▶ **INSTRUCTIONS TO FOLLOW**: Write out all the data again, exactly as it stands.

▶ **LISTING**:
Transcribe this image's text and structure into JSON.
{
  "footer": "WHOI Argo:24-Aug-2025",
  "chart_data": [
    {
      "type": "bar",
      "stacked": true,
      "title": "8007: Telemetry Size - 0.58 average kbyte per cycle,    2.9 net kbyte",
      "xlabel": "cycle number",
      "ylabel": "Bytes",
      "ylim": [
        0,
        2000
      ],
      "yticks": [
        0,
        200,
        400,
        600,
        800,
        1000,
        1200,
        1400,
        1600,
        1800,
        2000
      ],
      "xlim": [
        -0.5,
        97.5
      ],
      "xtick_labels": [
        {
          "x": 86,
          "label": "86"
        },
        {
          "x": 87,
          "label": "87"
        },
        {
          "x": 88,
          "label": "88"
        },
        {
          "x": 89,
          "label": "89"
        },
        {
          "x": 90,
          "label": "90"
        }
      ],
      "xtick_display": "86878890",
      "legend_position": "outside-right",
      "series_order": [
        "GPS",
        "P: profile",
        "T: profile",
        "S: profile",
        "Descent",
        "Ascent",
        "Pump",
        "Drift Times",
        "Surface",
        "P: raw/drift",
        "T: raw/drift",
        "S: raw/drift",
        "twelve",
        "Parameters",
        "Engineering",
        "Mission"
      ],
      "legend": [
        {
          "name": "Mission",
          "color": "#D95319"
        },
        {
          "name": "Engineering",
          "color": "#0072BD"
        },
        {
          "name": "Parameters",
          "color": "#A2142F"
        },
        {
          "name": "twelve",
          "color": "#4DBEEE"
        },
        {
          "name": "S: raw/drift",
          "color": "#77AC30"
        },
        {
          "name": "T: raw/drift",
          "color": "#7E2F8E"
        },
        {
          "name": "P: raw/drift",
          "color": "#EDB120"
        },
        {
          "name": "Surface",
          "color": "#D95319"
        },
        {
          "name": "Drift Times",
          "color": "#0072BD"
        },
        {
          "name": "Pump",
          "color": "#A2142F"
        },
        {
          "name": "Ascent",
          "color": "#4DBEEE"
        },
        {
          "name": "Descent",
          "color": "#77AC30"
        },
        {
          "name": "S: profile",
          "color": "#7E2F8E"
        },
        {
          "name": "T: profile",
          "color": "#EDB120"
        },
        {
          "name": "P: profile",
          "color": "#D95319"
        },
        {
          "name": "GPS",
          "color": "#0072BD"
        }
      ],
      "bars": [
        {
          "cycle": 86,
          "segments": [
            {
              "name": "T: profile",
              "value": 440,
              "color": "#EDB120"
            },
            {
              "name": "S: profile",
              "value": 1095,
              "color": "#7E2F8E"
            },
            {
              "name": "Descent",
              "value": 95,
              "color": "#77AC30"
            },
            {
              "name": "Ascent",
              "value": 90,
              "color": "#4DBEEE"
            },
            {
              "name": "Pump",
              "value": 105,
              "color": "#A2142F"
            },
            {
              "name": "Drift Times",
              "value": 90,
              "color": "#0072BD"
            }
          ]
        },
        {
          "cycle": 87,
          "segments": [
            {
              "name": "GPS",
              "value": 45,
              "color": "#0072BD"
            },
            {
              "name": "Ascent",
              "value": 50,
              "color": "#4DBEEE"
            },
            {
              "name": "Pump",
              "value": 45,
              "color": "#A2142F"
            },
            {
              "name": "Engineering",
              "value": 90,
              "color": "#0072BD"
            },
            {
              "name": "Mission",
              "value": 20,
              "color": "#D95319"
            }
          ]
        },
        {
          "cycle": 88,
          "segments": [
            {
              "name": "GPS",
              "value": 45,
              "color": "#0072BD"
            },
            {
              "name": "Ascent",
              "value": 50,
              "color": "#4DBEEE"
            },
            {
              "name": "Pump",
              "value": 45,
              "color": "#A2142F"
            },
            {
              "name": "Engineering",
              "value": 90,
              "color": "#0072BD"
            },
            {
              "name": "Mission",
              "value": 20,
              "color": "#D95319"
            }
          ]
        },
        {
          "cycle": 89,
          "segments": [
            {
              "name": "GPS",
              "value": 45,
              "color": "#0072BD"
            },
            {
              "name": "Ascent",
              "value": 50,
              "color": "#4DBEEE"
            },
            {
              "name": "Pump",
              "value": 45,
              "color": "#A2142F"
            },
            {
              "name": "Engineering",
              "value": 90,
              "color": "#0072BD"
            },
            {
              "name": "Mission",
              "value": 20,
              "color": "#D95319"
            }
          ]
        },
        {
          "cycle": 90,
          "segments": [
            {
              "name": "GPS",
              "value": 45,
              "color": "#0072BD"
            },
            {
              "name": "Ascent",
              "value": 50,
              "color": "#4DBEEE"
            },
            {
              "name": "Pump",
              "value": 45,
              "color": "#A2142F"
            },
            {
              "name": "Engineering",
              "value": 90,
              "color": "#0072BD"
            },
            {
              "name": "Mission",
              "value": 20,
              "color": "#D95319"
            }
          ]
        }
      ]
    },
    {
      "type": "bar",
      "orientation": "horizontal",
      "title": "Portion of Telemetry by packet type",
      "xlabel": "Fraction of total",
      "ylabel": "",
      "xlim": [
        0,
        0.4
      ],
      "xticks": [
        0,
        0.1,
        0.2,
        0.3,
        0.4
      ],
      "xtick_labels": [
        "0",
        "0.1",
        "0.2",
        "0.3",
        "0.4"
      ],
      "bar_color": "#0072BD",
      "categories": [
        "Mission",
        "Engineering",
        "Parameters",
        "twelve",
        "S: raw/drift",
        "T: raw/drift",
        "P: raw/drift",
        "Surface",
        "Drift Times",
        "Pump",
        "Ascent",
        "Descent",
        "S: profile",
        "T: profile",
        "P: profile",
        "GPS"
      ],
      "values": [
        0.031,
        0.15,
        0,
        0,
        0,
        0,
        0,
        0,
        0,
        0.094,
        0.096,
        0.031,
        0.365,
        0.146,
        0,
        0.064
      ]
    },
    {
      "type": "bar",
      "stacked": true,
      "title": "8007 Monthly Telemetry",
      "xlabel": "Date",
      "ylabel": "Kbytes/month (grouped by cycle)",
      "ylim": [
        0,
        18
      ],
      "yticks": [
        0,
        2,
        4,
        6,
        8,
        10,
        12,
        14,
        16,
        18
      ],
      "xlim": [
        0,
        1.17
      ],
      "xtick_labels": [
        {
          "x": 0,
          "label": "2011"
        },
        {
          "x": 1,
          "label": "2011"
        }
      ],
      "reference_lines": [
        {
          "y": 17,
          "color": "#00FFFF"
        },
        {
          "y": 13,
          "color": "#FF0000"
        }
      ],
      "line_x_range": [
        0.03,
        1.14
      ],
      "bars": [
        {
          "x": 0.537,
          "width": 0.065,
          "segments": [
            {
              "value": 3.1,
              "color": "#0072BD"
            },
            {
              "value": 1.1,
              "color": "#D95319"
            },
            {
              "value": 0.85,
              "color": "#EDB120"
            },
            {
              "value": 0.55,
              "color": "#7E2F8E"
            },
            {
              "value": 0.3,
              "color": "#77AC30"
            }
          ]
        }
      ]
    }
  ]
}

▶ **TASK RESPONSE**:
Transcribe this image's text and structure into JSON.
{
  "footer": "WHOI Argo:24-Aug-2025",
  "chart_data": [
    {
      "type": "bar",
      "stacked": true,
      "title": "8007: Telemetry Size - 0.58 average kbyte per cycle,    2.9 net kbyte",
      "xlabel": "cycle number",
      "ylabel": "Bytes",
      "ylim": [
        0,
        2000
      ],
      "yticks": [
        0,
        200,
        400,
        600,
        800,
        1000,
        1200,
        1400,
        1600,
        1800,
        2000
      ],
      "xlim": [
        -0.5,
        97.5
      ],
      "xtick_labels": [
        {
          "x": 86,
          "label": "86"
        },
        {
          "x": 87,
          "label": "87"
        },
        {
          "x": 88,
          "label": "88"
        },
        {
          "x": 89,
          "label": "89"
        },
        {
          "x": 90,
          "label": "90"
        }
      ],
      "xtick_display": "86878890",
      "legend_position": "outside-right",
      "series_order": [
        "GPS",
        "P: profile",
        "T: profile",
        "S: profile",
        "Descent",
        "Ascent",
        "Pump",
        "Drift Times",
        "Surface",
        "P: raw/drift",
        "T: raw/drift",
        "S: raw/drift",
        "twelve",
        "Parameters",
        "Engineering",
        "Mission"
      ],
      "legend": [
        {
          "name": "Mission",
          "color": "#D95319"
        },
        {
          "name": "Engineering",
          "color": "#0072BD"
        },
        {
          "name": "Parameters",
          "color": "#A2142F"
        },
        {
          "name": "twelve",
          "color": "#4DBEEE"
        },
        {
          "name": "S: raw/drift",
          "color": "#77AC30"
        },
        {
          "name": "T: raw/drift",
          "color": "#7E2F8E"
        },
        {
          "name": "P: raw/drift",
          "color": "#EDB120"
        },
        {
          "name": "Surface",
          "color": "#D95319"
        },
        {
          "name": "Drift Times",
          "color": "#0072BD"
        },
        {
          "name": "Pump",
          "color": "#A2142F"
        },
        {
          "name": "Ascent",
          "color": "#4DBEEE"
        },
        {
          "name": "Descent",
          "color": "#77AC30"
        },
        {
          "name": "S: profile",
          "color": "#7E2F8E"
        },
        {
          "name": "T: profile",
          "color": "#EDB120"
        },
        {
          "name": "P: profile",
          "color": "#D95319"
        },
        {
          "name": "GPS",
          "color": "#0072BD"
        }
      ],
      "bars": [
        {
          "cycle": 86,
          "segments": [
            {
              "name": "T: profile",
              "value": 440,
              "color": "#EDB120"
            },
            {
              "name": "S: profile",
              "value": 1095,
              "color": "#7E2F8E"
            },
            {
              "name": "Descent",
              "value": 95,
              "color": "#77AC30"
            },
            {
              "name": "Ascent",
              "value": 90,
              "color": "#4DBEEE"
            },
            {
              "name": "Pump",
              "value": 105,
              "color": "#A2142F"
            },
            {
              "name": "Drift Times",
              "value": 90,
              "color": "#0072BD"
            }
          ]
        },
        {
          "cycle": 87,
          "segments": [
            {
              "name": "GPS",
              "value": 45,
              "color": "#0072BD"
            },
            {
              "name": "Ascent",
              "value": 50,
              "color": "#4DBEEE"
            },
            {
              "name": "Pump",
              "value": 45,
              "color": "#A2142F"
            },
            {
              "name": "Engineering",
              "value": 90,
              "color": "#0072BD"
            },
            {
              "name": "Mission",
              "value": 20,
              "color": "#D95319"
            }
          ]
        },
        {
          "cycle": 88,
          "segments": [
            {
              "name": "GPS",
              "value": 45,
              "color": "#0072BD"
            },
            {
              "name": "Ascent",
              "value": 50,
              "color": "#4DBEEE"
            },
            {
              "name": "Pump",
              "value": 45,
              "color": "#A2142F"
            },
            {
              "name": "Engineering",
              "value": 90,
              "color": "#0072BD"
            },
            {
              "name": "Mission",
              "value": 20,
              "color": "#D95319"
            }
          ]
        },
        {
          "cycle": 89,
          "segments": [
            {
              "name": "GPS",
              "value": 45,
              "color": "#0072BD"
            },
            {
              "name": "Ascent",
              "value": 50,
              "color": "#4DBEEE"
            },
            {
              "name": "Pump",
              "value": 45,
              "color": "#A2142F"
            },
            {
              "name": "Engineering",
              "value": 90,
              "color": "#0072BD"
            },
            {
              "name": "Mission",
              "value": 20,
              "color": "#D95319"
            }
          ]
        },
        {
          "cycle": 90,
          "segments": [
            {
              "name": "GPS",
              "value": 45,
              "color": "#0072BD"
            },
            {
              "name": "Ascent",
              "value": 50,
              "color": "#4DBEEE"
            },
            {
              "name": "Pump",
              "value": 45,
              "color": "#A2142F"
            },
            {
              "name": "Engineering",
              "value": 90,
              "color": "#0072BD"
            },
            {
              "name": "Mission",
              "value": 20,
              "color": "#D95319"
            }
          ]
        }
      ]
    },
    {
      "type": "bar",
      "orientation": "horizontal",
      "title": "Portion of Telemetry by packet type",
      "xlabel": "Fraction of total",
      "ylabel": "",
      "xlim": [
        0,
        0.4
      ],
      "xticks": [
        0,
        0.1,
        0.2,
        0.3,
        0.4
      ],
      "xtick_labels": [
        "0",
        "0.1",
        "0.2",
        "0.3",
        "0.4"
      ],
      "bar_color": "#0072BD",
      "categories": [
        "Mission",
        "Engineering",
        "Parameters",
        "twelve",
        "S: raw/drift",
        "T: raw/drift",
        "P: raw/drift",
        "Surface",
        "Drift Times",
        "Pump",
        "Ascent",
        "Descent",
        "S: profile",
        "T: profile",
        "P: profile",
        "GPS"
      ],
      "values": [
        0.031,
        0.15,
        0,
        0,
        0,
        0,
        0,
        0,
        0,
        0.094,
        0.096,
        0.031,
        0.365,
        0.146,
        0,
        0.064
      ]
    },
    {
      "type": "bar",
      "stacked": true,
      "title": "8007 Monthly Telemetry",
      "xlabel": "Date",
      "ylabel": "Kbytes/month (grouped by cycle)",
      "ylim": [
        0,
        18
      ],
      "yticks": [
        0,
        2,
        4,
        6,
        8,
        10,
        12,
        14,
        16,
        18
      ],
      "xlim": [
        0,
        1.17
      ],
      "xtick_labels": [
        {
          "x": 0,
          "label": "2011"
        },
        {
          "x": 1,
          "label": "2011"
        }
      ],
      "reference_lines": [
        {
          "y": 17,
          "color": "#00FFFF"
        },
        {
          "y": 13,
          "color": "#FF0000"
        }
      ],
      "line_x_range": [
        0.03,
        1.14
      ],
      "bars": [
        {
          "x": 0.537,
          "width": 0.065,
          "segments": [
            {
              "value": 3.1,
              "color": "#0072BD"
            },
            {
              "value": 1.1,
              "color": "#D95319"
            },
            {
              "value": 0.85,
              "color": "#EDB120"
            },
            {
              "value": 0.55,
              "color": "#7E2F8E"
            },
            {
              "value": 0.3,
              "color": "#77AC30"
            }
          ]
        }
      ]
    }
  ]
}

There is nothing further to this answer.